- INPUT MATERIAL:
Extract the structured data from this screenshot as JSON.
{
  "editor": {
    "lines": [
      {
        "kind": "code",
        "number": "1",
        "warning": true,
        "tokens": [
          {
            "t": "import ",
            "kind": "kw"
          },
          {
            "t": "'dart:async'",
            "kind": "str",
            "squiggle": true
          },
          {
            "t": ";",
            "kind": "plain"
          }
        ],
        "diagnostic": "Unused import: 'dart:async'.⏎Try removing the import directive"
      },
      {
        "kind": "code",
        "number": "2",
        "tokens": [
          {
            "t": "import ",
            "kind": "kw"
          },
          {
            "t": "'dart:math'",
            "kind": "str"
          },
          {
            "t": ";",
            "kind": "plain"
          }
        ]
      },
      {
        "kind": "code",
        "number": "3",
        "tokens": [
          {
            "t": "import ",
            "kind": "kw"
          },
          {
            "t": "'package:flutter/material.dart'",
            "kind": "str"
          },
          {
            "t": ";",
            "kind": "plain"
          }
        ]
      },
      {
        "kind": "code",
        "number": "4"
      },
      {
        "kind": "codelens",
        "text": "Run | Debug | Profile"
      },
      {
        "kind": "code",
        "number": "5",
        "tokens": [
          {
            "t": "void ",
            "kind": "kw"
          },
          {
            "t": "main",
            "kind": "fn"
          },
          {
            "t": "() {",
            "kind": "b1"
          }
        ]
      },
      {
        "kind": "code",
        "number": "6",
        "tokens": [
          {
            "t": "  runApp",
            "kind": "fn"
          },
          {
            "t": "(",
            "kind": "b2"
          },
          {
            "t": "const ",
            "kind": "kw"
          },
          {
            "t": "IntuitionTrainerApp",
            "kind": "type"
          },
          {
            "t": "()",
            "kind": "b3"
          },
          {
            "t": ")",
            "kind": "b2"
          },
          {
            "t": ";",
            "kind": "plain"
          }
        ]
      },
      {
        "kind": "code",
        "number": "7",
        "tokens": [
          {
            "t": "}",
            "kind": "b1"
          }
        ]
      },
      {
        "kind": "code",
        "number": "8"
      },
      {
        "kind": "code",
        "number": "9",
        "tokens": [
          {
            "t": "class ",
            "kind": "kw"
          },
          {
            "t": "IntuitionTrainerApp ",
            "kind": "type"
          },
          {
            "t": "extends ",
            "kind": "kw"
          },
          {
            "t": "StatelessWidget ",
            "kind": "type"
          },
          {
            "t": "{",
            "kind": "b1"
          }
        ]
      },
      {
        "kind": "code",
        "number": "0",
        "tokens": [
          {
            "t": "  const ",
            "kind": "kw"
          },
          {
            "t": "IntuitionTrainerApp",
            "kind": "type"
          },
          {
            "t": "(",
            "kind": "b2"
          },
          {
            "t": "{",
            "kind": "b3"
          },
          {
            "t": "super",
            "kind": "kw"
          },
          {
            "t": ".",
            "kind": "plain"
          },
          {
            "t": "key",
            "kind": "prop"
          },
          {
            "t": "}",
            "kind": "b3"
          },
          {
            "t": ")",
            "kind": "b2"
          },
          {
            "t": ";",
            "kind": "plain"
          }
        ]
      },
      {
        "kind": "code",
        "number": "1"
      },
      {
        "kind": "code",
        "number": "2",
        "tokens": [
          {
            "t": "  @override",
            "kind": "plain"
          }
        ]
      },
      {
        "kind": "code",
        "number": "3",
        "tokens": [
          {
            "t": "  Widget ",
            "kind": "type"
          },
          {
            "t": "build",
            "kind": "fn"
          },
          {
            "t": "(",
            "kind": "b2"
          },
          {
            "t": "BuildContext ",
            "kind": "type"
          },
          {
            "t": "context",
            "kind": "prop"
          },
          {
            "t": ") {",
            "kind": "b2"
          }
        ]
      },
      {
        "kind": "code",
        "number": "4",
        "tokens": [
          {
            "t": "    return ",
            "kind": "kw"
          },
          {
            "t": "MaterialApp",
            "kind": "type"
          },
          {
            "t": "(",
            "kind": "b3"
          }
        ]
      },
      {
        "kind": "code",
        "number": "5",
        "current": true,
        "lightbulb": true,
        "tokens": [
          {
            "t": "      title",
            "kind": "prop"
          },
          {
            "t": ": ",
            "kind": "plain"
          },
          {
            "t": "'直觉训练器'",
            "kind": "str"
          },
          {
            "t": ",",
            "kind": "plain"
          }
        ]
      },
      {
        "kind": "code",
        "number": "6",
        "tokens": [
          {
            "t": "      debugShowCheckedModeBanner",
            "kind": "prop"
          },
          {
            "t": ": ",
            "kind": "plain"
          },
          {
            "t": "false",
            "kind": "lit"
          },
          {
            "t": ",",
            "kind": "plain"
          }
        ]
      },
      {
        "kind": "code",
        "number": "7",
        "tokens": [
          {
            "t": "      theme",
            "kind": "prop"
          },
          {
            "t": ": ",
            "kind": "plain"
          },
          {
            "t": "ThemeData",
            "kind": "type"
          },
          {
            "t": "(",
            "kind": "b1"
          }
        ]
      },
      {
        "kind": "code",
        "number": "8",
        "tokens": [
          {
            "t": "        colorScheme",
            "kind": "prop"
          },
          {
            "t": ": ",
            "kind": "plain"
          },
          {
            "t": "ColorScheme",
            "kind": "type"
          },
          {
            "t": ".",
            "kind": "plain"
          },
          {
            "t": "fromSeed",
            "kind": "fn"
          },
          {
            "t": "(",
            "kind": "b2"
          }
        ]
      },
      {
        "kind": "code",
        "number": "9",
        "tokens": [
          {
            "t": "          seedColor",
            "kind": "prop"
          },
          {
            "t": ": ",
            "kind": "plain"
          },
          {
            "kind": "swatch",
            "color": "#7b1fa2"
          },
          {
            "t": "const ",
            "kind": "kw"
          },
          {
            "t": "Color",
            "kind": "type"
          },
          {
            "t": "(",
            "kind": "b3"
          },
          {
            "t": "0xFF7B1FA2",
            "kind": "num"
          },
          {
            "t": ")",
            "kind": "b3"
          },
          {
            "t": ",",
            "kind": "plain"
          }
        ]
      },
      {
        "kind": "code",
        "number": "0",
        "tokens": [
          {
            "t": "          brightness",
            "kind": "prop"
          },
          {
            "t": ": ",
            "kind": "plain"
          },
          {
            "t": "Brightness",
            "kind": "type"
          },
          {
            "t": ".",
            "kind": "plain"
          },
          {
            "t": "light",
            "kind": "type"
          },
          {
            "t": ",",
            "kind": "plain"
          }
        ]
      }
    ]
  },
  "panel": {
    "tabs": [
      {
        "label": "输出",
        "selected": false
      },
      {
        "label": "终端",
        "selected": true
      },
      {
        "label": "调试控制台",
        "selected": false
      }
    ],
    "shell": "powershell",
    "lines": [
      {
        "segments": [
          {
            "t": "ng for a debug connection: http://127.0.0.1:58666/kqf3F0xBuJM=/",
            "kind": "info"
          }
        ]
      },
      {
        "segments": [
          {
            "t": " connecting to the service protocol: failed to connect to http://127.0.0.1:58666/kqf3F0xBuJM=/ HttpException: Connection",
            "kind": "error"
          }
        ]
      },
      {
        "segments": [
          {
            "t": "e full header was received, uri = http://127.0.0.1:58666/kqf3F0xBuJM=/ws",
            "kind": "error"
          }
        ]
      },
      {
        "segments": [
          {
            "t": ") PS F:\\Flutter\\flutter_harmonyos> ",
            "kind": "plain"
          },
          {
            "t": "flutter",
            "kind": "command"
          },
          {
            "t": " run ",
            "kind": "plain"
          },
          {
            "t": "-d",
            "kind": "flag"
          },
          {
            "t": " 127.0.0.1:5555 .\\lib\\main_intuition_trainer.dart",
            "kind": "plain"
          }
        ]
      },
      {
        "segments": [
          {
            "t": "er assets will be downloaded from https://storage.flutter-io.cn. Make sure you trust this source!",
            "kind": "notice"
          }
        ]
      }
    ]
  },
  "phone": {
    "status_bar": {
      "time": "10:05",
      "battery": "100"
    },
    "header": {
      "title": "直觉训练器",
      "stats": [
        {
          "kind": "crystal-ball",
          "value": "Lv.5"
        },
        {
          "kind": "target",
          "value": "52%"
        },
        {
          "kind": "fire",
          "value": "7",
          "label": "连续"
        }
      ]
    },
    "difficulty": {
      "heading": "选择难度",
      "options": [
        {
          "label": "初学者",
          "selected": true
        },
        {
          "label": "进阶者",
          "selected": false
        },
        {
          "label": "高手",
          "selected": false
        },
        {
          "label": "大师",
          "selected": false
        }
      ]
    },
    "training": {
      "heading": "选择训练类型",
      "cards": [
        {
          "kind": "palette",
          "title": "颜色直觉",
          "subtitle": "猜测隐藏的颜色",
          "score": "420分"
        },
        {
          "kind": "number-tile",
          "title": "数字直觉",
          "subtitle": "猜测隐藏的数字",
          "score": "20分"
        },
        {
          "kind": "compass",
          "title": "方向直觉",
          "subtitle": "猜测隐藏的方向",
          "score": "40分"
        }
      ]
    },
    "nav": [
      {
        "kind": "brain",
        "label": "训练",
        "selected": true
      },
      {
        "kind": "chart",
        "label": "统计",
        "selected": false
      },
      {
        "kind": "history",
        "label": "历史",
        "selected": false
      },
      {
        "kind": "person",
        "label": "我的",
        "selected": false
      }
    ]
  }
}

- YOUR GOAL: Where a line contains the string "true", extract that line.

- REPLY TO THE TASK:
        "warning": true,
            "squiggle": true
        "current": true,
        "lightbulb": true,
        "selected": true
          "selected": true
        "selected": true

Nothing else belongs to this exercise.